── MATERIALS PROVIDED

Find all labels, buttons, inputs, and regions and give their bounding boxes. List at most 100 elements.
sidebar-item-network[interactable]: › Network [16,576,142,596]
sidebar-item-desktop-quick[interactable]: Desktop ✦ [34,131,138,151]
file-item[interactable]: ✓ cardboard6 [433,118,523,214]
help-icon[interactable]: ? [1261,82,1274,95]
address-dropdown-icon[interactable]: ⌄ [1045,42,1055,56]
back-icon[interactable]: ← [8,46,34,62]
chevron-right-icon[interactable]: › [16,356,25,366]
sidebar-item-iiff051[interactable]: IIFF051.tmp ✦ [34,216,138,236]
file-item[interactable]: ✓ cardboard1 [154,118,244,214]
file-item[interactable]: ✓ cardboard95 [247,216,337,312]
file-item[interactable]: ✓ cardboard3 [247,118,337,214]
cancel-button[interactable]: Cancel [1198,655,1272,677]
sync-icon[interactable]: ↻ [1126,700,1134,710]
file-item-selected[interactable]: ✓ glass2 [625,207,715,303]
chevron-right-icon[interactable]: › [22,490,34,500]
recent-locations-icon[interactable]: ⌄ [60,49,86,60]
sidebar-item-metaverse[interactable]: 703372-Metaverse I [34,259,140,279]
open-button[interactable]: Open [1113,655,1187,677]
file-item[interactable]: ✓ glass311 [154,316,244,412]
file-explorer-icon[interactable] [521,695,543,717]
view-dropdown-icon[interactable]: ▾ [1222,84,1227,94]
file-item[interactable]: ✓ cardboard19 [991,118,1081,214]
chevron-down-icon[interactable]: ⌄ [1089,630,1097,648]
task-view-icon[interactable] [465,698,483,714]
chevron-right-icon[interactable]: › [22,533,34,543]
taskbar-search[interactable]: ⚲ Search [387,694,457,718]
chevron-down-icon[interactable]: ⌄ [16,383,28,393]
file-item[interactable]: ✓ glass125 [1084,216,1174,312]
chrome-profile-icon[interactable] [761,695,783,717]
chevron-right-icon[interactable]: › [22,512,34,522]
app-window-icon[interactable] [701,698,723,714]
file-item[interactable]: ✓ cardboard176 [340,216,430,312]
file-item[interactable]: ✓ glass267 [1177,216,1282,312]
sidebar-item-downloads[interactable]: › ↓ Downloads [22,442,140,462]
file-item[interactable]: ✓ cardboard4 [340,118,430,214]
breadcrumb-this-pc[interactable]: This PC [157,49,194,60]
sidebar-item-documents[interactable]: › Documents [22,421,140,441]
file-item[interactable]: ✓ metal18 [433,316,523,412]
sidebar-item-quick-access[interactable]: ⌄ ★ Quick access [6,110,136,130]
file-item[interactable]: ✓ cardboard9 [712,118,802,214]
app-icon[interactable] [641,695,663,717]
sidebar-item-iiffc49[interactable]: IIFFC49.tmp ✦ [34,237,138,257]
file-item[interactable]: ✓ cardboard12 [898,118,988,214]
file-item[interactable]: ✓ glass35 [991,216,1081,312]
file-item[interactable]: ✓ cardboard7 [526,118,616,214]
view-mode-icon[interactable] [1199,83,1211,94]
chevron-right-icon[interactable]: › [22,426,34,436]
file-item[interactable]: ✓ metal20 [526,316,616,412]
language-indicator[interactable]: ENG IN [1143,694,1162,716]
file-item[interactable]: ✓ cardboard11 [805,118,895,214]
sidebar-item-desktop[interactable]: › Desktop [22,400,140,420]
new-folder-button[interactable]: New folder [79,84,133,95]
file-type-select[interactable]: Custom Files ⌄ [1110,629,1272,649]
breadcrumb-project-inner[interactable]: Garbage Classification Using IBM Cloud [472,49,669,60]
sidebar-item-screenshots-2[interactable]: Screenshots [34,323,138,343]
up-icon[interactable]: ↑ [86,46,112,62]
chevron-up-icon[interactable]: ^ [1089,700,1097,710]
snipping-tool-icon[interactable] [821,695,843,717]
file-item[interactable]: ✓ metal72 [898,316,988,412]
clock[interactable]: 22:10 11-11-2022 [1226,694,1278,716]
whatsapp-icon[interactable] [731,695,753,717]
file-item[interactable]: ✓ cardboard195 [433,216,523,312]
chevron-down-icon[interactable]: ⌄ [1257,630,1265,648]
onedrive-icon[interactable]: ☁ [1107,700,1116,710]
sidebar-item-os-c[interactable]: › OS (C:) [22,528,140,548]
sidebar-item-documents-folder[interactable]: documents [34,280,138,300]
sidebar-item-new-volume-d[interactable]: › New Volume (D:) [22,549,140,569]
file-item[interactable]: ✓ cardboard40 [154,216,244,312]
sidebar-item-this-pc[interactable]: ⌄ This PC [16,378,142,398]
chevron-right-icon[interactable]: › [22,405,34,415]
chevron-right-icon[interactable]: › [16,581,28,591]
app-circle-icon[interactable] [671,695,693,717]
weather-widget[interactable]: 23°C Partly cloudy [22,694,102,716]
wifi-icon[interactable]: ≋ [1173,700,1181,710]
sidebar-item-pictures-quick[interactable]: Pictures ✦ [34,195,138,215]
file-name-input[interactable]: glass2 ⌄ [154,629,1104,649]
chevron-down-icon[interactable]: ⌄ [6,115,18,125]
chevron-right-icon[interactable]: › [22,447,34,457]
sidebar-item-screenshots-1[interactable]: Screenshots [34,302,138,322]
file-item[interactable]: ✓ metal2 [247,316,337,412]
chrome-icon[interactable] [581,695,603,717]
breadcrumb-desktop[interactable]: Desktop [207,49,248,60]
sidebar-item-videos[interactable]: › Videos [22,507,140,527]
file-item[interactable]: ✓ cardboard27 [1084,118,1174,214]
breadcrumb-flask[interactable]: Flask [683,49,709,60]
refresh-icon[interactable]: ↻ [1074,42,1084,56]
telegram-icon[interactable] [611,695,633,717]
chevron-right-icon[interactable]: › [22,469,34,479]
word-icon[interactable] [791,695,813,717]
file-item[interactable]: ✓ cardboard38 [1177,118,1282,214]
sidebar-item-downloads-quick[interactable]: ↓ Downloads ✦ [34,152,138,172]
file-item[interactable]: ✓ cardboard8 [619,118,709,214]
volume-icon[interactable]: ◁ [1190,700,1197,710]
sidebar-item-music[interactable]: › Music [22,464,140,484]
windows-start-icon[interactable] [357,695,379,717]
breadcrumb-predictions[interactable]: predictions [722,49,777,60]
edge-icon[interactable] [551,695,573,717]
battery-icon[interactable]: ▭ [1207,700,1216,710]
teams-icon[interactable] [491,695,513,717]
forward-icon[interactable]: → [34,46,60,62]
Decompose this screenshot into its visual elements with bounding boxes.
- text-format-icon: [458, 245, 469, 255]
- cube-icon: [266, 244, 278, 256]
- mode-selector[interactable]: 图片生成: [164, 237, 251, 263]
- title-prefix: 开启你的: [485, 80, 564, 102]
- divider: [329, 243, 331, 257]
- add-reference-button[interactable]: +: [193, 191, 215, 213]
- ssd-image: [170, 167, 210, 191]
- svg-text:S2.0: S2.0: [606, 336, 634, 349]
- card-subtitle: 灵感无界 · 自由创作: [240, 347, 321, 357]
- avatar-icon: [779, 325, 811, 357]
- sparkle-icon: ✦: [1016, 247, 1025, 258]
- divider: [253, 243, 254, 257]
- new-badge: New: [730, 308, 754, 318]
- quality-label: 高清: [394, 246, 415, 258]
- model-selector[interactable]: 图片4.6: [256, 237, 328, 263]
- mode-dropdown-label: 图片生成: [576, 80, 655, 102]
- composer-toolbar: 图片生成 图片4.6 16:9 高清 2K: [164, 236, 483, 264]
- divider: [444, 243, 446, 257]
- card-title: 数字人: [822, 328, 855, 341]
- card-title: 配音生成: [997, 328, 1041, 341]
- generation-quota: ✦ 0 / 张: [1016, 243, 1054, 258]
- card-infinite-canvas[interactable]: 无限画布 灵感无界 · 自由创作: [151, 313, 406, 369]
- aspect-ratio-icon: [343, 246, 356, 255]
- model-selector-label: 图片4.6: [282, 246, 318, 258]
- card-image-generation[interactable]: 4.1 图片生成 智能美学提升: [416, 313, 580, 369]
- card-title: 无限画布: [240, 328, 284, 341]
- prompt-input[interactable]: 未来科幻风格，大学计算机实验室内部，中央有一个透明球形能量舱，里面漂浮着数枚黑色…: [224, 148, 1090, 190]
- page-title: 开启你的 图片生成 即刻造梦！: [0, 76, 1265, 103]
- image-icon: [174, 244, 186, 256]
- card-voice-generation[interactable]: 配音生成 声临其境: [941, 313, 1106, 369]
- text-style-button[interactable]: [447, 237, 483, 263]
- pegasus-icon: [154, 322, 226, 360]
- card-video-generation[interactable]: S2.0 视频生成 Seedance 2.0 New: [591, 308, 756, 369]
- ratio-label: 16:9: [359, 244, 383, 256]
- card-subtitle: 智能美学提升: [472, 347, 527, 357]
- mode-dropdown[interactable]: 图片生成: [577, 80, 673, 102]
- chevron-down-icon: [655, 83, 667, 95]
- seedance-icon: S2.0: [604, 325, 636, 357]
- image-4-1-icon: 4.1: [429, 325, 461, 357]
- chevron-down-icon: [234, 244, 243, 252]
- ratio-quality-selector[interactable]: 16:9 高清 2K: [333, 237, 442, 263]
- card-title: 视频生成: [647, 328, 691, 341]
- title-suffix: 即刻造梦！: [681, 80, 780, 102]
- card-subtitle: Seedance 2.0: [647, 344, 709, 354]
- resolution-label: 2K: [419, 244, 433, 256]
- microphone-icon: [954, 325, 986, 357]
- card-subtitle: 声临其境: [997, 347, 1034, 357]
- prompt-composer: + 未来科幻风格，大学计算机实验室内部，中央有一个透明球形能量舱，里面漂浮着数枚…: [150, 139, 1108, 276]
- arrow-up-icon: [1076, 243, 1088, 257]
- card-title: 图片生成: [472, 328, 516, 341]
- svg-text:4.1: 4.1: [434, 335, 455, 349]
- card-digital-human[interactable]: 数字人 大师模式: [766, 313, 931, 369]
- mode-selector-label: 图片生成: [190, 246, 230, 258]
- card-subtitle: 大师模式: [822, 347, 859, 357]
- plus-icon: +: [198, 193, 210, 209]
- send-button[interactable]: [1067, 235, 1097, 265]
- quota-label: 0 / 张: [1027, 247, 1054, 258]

────

STATED TASK:
Please arrange the lines as a numbered list, leaving out any blank lines. Start at the beginning of the records above and go on through the line that contains "taskbar-search[interactable]: ⚲ Search", including that line.

WORKED ANSWER:
1. Find all labels, buttons, inputs, and regions and give their bounding boxes. List at most 100 elements.
2. sidebar-item-network[interactable]: › Network [16,576,142,596]
3. sidebar-item-desktop-quick[interactable]: Desktop ✦ [34,131,138,151]
4. file-item[interactable]: ✓ cardboard6 [433,118,523,214]
5. help-icon[interactable]: ? [1261,82,1274,95]
6. address-dropdown-icon[interactable]: ⌄ [1045,42,1055,56]
7. back-icon[interactable]: ← [8,46,34,62]
8. chevron-right-icon[interactable]: › [16,356,25,366]
9. sidebar-item-iiff051[interactable]: IIFF051.tmp ✦ [34,216,138,236]
10. file-item[interactable]: ✓ cardboard1 [154,118,244,214]
11. file-item[interactable]: ✓ cardboard95 [247,216,337,312]
12. file-item[interactable]: ✓ cardboard3 [247,118,337,214]
13. cancel-button[interactable]: Cancel [1198,655,1272,677]
14. sync-icon[interactable]: ↻ [1126,700,1134,710]
15. file-item-selected[interactable]: ✓ glass2 [625,207,715,303]
16. chevron-right-icon[interactable]: › [22,490,34,500]
17. recent-locations-icon[interactable]: ⌄ [60,49,86,60]
18. sidebar-item-metaverse[interactable]: 703372-Metaverse I [34,259,140,279]
19. open-button[interactable]: Open [1113,655,1187,677]
20. file-item[interactable]: ✓ glass311 [154,316,244,412]
21. file-explorer-icon[interactable] [521,695,543,717]
22. view-dropdown-icon[interactable]: ▾ [1222,84,1227,94]
23. file-item[interactable]: ✓ cardboard19 [991,118,1081,214]
24. chevron-down-icon[interactable]: ⌄ [1089,630,1097,648]
25. task-view-icon[interactable] [465,698,483,714]
26. chevron-right-icon[interactable]: › [22,533,34,543]
27. taskbar-search[interactable]: ⚲ Search [387,694,457,718]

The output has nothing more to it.